Why We Have Due Process
Here’s a textbook explanation for why due process is so important: the case of Kilmar Armando Abrego Garcia, a native of El Salvador, who was included on the third plane full of aliens the Trump administration deported to that country on March 15. Only one problem, as the government now concedes in an affidavit filed in the case by Robert L. Cerna, the Acting Field Office Director for Enforcement and Removal Operations at ICE, “this removal was an error.”
Why was it an error? Because in 2019, an immigration judge entered an order that, while acknowledging Abrego Garcia was removable, granted a “witholding of removal” under a law that provides, “the Attorney General may not remove an alien to a country if the Attorney General decides that the alien's life or freedom would be threatened in that country because of the alien's race, religion, nationality, membership in a particular social group, or political opinion.” That order is still valid today—the government doesn’t contest that fact and Cerna acknowledges it in his affidavit. But Abrego Garcia was mistakenly added to a flight manifest as an alternate, and when others were removed from the list and he moved up, “The manifest did not indicate that Abrego Garcia should not be removed.”
So, now he’s in a hellhole of a prison in El Salvador at taxpayer expense. That’s your money and my money at work. The affidavit calls it “an administrative error,” an “oversight,” and says that “the removal was carried out in good faith.” I doubt that’s much consolation to Mr. Abrego Garcia and his family.
How many others were made? That’s what happens when you hustle people—yes, people, because those who are here without legal status are still human beings, no matter what this administration would have you believe—onto a plane and dispense them into a prison in a foreign country from which they have little, if any, recourse.
Press Secretary Karoline Leavitt claimed today that there was “a lot of evidence” Abrego Garcia was a convicted member of the gang MS-13, saying that “I saw it this morning.” But he has not been convicted or even prosecuted—a case a local U.S. Attorney would have likely been eager to take if it had merit—and reporting suggests that what the government has is little more than an informant’s claim he belonged to the gang. No one is suggesting Abrego Garcia isn’t deportable and shouldn’t be in ICE proceedings, but he was entitled to at least minimal due process given the pending withholding order before he was consigned to prison, and perhaps much worse, in violation of an immigration judge’s order.

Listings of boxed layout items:
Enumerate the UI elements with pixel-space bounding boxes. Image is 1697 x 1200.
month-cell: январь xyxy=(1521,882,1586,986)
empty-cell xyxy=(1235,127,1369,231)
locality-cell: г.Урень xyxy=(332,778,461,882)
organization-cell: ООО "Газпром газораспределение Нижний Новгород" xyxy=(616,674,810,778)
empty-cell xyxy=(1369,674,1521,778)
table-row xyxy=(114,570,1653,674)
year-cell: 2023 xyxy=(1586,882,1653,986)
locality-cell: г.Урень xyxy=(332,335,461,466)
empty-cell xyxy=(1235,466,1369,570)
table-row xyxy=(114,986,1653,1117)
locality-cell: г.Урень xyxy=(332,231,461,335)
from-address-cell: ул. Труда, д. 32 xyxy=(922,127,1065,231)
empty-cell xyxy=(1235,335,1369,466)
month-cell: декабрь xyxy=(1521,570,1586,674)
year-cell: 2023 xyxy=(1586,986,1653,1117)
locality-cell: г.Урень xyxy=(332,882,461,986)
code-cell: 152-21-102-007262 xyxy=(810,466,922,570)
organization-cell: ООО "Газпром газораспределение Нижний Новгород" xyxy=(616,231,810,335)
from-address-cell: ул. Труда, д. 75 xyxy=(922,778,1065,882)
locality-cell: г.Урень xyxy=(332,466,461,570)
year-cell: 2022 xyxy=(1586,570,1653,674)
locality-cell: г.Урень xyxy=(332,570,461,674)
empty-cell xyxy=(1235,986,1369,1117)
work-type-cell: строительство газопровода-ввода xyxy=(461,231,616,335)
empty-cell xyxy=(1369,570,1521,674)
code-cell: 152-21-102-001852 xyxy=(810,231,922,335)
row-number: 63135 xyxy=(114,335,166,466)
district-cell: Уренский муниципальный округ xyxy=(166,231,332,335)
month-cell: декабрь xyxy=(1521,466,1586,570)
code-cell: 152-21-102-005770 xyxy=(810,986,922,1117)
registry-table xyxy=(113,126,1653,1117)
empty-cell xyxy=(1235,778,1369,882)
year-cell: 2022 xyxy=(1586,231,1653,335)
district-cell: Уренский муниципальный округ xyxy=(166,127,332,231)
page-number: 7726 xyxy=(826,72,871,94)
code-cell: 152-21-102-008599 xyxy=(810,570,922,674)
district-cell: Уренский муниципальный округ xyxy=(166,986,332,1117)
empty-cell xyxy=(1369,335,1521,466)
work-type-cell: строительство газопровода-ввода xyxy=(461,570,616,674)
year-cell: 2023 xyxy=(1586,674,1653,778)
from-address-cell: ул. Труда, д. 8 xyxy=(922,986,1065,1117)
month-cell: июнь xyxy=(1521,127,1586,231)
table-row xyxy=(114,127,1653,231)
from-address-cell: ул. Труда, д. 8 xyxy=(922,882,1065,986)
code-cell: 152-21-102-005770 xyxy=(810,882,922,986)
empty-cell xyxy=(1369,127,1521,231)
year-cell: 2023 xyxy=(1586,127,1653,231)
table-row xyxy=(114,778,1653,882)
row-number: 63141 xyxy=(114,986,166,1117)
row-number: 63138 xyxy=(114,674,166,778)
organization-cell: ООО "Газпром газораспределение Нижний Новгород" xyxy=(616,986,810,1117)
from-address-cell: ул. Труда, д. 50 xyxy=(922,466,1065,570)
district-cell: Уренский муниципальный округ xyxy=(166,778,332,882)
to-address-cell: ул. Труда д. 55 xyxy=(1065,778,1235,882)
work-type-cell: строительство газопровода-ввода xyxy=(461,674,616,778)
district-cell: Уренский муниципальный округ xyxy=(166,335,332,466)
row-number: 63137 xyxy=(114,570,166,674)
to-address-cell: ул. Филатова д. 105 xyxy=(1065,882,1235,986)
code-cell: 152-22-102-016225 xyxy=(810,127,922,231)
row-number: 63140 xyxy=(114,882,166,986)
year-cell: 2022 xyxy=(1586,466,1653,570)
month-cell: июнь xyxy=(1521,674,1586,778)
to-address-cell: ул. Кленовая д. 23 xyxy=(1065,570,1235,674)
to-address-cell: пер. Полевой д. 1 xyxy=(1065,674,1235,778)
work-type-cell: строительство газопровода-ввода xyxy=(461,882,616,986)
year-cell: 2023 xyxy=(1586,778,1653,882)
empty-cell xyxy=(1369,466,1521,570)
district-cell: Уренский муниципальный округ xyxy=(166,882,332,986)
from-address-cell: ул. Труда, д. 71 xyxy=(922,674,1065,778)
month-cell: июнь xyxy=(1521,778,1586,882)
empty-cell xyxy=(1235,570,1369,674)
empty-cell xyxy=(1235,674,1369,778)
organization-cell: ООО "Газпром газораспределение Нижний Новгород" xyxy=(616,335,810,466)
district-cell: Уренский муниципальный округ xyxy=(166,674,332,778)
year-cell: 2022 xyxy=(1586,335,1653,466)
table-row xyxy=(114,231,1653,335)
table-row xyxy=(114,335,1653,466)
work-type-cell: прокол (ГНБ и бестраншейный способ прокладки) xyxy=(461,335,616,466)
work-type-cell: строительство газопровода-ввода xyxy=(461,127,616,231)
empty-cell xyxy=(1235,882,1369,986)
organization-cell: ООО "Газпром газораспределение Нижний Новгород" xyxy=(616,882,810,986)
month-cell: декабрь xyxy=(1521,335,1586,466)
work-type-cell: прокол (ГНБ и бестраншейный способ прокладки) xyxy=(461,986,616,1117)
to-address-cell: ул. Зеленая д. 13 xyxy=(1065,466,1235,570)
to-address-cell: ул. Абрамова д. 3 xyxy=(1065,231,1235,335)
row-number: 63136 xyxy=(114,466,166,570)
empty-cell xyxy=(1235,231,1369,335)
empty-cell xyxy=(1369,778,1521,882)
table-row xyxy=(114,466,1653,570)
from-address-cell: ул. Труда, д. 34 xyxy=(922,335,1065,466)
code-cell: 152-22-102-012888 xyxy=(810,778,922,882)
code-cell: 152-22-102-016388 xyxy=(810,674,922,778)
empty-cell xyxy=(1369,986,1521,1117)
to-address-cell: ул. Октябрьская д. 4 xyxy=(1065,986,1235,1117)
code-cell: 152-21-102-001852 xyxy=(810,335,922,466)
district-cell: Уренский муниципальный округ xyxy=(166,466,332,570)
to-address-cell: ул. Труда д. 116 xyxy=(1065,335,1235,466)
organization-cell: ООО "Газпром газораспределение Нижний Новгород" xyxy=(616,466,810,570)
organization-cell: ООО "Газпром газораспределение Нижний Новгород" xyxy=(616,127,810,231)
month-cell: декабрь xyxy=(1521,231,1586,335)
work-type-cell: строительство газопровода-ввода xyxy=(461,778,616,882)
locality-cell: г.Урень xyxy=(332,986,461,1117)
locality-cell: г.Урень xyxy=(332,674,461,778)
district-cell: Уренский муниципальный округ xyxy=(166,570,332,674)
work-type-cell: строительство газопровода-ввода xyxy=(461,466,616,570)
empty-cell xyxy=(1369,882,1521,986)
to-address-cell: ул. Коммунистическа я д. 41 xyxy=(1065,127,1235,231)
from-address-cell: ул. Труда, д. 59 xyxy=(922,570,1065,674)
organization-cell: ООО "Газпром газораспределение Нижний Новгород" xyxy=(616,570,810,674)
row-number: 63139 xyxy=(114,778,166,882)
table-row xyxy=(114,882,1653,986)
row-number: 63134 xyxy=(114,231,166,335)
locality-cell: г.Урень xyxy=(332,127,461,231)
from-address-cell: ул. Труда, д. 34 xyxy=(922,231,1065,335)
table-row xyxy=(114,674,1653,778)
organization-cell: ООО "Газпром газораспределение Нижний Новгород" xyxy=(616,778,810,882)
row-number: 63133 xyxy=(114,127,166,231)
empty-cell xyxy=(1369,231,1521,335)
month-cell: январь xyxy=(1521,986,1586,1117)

◆ REQUIRED ACTIONS:
[a] According to the due process article, who filed the affidavit in which the government admits the removal was an error?
[b] From the due process article, pull out the part that begins with the words containing "How many others" and ends with "if any, recourse.".

◆ THE ANSWERS:
[a] Robert L. Cerna, the Acting Field Office Director for Enforcement and Removal Operations at ICE.

[b]
How many others were made? That’s what happens when you hustle people—yes, people, because those who are here without legal status are still human beings, no matter what this administration would have you believe—onto a plane and dispense them into a prison in a foreign country from which they have little, if any, recourse.